= Source records =
--- --- ---

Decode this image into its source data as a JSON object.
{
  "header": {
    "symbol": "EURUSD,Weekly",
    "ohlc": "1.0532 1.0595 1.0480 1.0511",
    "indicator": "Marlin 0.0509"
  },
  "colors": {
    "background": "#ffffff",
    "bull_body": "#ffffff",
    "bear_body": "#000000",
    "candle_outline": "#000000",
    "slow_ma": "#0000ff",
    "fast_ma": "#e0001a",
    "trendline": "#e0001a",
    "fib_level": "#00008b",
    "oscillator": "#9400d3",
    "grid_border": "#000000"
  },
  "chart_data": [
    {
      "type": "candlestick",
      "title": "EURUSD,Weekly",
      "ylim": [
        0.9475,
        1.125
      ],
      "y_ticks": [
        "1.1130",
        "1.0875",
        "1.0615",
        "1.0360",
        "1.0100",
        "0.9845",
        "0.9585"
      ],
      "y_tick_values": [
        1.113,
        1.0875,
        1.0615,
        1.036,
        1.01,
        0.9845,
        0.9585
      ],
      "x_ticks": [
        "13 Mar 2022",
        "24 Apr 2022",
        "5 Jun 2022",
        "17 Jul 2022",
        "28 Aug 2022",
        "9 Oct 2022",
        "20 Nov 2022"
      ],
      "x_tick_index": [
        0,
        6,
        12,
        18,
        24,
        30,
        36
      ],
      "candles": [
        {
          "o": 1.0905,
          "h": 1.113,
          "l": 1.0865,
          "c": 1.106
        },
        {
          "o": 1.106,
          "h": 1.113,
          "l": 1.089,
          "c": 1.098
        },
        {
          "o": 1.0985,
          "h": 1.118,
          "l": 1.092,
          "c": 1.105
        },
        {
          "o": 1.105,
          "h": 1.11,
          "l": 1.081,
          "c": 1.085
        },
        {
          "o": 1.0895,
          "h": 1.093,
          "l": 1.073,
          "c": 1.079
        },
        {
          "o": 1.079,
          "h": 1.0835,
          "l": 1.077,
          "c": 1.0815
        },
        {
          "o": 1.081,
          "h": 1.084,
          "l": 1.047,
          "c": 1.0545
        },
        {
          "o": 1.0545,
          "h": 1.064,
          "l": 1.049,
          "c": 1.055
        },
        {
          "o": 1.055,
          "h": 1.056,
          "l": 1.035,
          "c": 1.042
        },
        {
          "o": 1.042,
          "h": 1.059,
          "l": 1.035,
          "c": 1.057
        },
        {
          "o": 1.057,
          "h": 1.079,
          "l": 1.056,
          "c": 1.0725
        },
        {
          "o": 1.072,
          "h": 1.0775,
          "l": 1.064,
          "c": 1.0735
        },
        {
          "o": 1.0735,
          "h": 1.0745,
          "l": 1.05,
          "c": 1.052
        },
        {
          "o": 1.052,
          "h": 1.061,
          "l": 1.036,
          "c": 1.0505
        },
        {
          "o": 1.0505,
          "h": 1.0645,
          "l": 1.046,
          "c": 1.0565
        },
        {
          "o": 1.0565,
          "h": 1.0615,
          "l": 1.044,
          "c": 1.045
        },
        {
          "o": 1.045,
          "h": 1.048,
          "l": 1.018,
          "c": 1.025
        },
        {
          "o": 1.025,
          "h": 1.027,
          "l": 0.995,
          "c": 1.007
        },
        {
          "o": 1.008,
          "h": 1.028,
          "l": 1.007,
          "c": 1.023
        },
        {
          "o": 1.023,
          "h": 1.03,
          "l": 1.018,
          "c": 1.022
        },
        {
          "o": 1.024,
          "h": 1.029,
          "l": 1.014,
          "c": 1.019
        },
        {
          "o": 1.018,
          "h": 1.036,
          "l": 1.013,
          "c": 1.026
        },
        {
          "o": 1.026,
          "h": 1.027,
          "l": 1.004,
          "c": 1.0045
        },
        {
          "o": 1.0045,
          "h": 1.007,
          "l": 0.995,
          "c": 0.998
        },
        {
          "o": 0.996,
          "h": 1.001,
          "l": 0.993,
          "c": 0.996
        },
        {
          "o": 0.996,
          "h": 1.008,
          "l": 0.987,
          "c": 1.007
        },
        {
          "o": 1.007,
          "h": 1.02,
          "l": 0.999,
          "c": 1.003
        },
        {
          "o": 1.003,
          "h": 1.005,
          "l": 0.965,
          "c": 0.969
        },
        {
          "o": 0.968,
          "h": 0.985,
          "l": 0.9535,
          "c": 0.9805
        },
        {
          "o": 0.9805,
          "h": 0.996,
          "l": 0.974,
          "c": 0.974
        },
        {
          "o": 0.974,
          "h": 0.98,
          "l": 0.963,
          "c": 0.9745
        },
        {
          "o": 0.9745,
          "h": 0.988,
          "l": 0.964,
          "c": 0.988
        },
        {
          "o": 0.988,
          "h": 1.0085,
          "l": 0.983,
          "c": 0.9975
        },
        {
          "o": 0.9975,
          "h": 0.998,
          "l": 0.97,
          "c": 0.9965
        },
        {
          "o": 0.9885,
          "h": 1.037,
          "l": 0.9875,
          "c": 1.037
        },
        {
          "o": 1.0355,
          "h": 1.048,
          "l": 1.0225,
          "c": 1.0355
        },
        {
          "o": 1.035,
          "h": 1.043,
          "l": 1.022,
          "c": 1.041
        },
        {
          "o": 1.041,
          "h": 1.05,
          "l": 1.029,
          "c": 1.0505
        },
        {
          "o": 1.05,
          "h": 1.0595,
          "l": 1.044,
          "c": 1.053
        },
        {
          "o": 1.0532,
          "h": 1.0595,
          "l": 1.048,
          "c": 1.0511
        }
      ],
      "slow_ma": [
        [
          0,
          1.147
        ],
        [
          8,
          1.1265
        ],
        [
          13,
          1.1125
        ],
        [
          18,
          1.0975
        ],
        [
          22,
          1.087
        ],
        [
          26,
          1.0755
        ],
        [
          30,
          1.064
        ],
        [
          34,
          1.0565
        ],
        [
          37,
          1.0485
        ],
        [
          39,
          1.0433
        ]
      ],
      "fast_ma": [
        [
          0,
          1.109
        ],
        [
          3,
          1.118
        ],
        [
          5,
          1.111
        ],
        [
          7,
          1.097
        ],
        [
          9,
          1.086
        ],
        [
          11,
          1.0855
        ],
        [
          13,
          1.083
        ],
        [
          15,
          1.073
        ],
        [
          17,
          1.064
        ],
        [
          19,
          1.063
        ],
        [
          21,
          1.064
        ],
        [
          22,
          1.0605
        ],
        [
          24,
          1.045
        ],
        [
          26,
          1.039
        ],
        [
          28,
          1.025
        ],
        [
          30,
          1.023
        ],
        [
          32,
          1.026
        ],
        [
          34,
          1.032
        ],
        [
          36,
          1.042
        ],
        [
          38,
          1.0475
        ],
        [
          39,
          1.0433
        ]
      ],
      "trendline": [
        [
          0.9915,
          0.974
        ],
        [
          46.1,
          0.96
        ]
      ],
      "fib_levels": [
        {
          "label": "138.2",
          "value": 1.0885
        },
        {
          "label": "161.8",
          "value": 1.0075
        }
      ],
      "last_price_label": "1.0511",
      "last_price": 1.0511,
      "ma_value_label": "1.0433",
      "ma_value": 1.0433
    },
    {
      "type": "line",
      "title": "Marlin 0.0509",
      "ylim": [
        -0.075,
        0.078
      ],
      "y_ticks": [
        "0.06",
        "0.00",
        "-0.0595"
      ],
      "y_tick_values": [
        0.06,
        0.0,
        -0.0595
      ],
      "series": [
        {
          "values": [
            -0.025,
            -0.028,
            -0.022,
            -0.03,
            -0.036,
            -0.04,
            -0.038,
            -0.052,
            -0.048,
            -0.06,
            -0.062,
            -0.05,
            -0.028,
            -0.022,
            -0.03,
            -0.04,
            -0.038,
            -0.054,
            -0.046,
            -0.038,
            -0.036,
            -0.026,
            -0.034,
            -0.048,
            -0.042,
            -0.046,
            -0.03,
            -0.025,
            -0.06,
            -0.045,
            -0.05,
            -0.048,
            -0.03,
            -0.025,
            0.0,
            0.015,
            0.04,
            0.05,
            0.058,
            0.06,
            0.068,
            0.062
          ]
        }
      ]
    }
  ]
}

--- --- ---

Go through the records and show every line with the string "Marlin" in it.

= Task solution =
    "indicator": "Marlin 0.0509"
      "title": "Marlin 0.0509",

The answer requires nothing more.